DESCRIPTION OF THE TASK -> Return, word for word, every line that follows.

RECORDED DATA ->
▬▬▬▬▬▬

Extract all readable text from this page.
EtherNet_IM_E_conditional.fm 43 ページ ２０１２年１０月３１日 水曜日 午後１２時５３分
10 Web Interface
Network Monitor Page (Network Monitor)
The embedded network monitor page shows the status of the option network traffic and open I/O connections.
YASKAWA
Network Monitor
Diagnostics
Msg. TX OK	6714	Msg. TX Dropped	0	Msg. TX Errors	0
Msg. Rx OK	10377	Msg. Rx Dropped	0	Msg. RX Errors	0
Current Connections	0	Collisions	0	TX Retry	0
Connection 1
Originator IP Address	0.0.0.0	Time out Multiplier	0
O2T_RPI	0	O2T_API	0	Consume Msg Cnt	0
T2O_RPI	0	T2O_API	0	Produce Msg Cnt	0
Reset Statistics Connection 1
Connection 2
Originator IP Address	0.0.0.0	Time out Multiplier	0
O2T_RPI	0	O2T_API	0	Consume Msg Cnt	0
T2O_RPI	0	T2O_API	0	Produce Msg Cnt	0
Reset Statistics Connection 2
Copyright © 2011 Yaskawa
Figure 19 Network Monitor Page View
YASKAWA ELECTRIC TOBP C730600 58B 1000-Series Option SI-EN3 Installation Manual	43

▬▬▬▬▬▬

PROBLEM SOLUTION ->
Extract all readable text from this page.
EtherNet_IM_E_conditional.fm 43 ページ ２０１２年１０月３１日 水曜日 午後１２時５３分
10 Web Interface
Network Monitor Page (Network Monitor)
The embedded network monitor page shows the status of the option network traffic and open I/O connections.
YASKAWA
Network Monitor
Diagnostics
Msg. TX OK	6714	Msg. TX Dropped	0	Msg. TX Errors	0
Msg. Rx OK	10377	Msg. Rx Dropped	0	Msg. RX Errors	0
Current Connections	0	Collisions	0	TX Retry	0
Connection 1
Originator IP Address	0.0.0.0	Time out Multiplier	0
O2T_RPI	0	O2T_API	0	Consume Msg Cnt	0
T2O_RPI	0	T2O_API	0	Produce Msg Cnt	0
Reset Statistics Connection 1
Connection 2
Originator IP Address	0.0.0.0	Time out Multiplier	0
O2T_RPI	0	O2T_API	0	Consume Msg Cnt	0
T2O_RPI	0	T2O_API	0	Produce Msg Cnt	0
Reset Statistics Connection 2
Copyright © 2011 Yaskawa
Figure 19 Network Monitor Page View
YASKAWA ELECTRIC TOBP C730600 58B 1000-Series Option SI-EN3 Installation Manual	43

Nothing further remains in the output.